**Records from a data collection**

▶

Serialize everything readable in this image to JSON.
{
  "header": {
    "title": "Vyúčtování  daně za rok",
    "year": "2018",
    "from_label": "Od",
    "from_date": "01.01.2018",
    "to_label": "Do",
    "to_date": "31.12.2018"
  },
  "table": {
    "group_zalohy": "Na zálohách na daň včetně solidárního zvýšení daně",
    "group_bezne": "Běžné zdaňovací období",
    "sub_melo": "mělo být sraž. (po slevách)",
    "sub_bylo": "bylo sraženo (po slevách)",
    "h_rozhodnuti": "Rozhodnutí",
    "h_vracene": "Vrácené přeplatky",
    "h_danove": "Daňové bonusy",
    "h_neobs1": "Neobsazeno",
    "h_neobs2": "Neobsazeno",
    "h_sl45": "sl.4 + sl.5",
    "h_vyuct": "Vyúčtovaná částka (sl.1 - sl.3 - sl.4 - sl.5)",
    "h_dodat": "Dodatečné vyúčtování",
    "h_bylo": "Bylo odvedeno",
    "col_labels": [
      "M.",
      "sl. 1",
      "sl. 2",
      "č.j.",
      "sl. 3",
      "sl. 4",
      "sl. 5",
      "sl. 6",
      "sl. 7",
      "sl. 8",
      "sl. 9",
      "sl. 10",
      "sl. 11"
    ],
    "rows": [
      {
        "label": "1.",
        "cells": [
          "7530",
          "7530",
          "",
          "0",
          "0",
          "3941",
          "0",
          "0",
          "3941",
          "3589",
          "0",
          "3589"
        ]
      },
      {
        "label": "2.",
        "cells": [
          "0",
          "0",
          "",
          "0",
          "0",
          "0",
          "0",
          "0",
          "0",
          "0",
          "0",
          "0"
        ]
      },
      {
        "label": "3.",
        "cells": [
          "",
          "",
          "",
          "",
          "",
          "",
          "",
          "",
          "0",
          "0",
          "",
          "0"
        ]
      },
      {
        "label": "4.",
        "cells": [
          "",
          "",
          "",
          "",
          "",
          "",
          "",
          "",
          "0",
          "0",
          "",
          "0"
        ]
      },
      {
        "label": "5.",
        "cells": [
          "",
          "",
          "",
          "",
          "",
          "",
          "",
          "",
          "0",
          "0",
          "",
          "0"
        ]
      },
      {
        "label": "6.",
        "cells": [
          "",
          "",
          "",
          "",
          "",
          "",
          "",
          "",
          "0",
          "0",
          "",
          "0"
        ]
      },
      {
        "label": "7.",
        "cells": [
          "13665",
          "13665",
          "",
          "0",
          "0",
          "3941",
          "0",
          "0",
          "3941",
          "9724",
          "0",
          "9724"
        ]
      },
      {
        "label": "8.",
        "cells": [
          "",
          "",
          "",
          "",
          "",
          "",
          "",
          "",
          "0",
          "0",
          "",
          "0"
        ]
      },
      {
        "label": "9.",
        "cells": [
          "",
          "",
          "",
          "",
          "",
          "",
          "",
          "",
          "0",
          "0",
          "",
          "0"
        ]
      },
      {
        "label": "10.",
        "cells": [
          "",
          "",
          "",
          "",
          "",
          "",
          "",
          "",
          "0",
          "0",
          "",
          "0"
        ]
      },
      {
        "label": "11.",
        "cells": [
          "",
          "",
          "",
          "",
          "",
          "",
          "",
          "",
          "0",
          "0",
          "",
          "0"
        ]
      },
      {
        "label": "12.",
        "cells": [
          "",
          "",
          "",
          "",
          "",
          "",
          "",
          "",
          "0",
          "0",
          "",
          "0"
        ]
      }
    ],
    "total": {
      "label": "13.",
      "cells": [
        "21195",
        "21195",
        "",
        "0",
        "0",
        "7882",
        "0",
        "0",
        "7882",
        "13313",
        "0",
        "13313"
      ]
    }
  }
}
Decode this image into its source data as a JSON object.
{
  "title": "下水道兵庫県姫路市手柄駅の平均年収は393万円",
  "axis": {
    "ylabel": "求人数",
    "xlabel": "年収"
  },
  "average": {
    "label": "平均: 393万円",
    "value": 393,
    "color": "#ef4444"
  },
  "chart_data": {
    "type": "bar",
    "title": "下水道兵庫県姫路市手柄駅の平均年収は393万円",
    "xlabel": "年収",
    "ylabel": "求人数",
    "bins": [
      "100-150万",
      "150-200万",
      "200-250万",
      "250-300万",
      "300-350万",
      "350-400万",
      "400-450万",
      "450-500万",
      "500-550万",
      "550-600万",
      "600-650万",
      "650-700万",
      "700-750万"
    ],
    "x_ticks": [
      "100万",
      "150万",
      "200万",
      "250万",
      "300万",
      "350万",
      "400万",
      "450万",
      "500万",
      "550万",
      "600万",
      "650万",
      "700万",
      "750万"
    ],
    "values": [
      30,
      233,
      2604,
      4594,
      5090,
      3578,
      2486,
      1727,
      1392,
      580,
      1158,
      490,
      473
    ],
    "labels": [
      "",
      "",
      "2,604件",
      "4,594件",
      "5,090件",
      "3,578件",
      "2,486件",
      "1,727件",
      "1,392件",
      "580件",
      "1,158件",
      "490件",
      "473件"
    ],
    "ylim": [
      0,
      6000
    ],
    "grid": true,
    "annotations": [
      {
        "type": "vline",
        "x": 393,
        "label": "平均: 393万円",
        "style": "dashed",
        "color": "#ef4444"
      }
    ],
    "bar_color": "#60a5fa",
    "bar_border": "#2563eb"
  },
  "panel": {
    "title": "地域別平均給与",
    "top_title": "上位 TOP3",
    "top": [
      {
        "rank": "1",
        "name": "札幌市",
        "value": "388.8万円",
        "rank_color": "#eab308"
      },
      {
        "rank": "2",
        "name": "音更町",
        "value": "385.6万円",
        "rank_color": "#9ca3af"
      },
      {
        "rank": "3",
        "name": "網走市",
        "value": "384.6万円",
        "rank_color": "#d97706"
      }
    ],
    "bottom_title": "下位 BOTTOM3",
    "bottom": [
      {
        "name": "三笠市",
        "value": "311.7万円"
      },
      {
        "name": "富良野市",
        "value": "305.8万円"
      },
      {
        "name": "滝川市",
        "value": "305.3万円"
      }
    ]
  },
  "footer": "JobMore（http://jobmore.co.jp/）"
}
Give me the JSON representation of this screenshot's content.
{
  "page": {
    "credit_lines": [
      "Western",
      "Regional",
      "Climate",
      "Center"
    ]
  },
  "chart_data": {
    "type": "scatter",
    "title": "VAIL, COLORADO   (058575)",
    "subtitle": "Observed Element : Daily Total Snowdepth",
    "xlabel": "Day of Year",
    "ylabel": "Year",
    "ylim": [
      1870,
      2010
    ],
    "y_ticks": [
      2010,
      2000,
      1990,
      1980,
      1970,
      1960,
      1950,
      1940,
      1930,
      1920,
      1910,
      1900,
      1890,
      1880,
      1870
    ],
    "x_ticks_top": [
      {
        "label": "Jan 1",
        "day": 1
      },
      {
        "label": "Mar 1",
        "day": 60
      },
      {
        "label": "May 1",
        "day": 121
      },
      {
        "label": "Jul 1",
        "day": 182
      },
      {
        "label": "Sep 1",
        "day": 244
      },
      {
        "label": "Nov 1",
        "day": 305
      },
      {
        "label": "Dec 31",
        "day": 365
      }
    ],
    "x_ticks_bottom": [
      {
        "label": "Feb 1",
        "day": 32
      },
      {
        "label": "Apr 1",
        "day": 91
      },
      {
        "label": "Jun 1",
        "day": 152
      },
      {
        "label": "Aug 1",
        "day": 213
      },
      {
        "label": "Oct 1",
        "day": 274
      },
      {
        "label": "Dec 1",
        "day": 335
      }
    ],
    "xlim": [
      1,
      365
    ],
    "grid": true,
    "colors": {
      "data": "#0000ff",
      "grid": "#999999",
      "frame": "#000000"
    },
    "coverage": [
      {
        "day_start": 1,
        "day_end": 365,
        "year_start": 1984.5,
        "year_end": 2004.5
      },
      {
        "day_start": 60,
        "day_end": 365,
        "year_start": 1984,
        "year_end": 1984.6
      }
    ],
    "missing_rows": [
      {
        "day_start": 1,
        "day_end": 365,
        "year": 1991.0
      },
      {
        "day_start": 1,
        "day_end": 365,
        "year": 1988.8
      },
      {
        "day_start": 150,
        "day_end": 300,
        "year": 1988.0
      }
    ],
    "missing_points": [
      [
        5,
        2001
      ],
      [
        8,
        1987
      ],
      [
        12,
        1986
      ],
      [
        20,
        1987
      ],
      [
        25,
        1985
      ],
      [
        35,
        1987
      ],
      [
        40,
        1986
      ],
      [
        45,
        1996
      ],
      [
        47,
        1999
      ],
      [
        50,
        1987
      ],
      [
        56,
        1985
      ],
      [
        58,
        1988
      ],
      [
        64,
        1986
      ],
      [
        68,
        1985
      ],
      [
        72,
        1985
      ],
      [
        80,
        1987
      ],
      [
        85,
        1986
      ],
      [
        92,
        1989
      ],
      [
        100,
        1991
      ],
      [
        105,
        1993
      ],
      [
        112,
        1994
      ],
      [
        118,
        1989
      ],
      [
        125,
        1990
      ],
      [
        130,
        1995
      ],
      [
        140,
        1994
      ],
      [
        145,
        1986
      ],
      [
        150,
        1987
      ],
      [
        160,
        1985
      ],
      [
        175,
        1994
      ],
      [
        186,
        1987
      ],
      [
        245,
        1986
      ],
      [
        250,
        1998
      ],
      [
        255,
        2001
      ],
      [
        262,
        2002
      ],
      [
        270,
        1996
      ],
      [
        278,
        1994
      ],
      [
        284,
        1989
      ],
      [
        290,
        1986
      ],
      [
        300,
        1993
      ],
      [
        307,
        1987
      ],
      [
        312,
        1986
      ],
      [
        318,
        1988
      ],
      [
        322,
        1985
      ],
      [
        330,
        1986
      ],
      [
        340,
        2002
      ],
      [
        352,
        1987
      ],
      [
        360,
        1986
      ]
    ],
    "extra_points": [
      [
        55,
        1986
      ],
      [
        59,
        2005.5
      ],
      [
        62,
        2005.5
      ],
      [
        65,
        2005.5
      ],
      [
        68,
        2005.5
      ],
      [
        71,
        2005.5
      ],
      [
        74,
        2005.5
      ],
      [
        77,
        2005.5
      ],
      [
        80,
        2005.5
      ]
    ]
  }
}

◀

**SET TASK**
Which lines include "slevách"? Copy each of them out.

**RIGHT ANSWER**
    "sub_melo": "mělo být sraž. (po slevách)",
    "sub_bylo": "bylo sraženo (po slevách)",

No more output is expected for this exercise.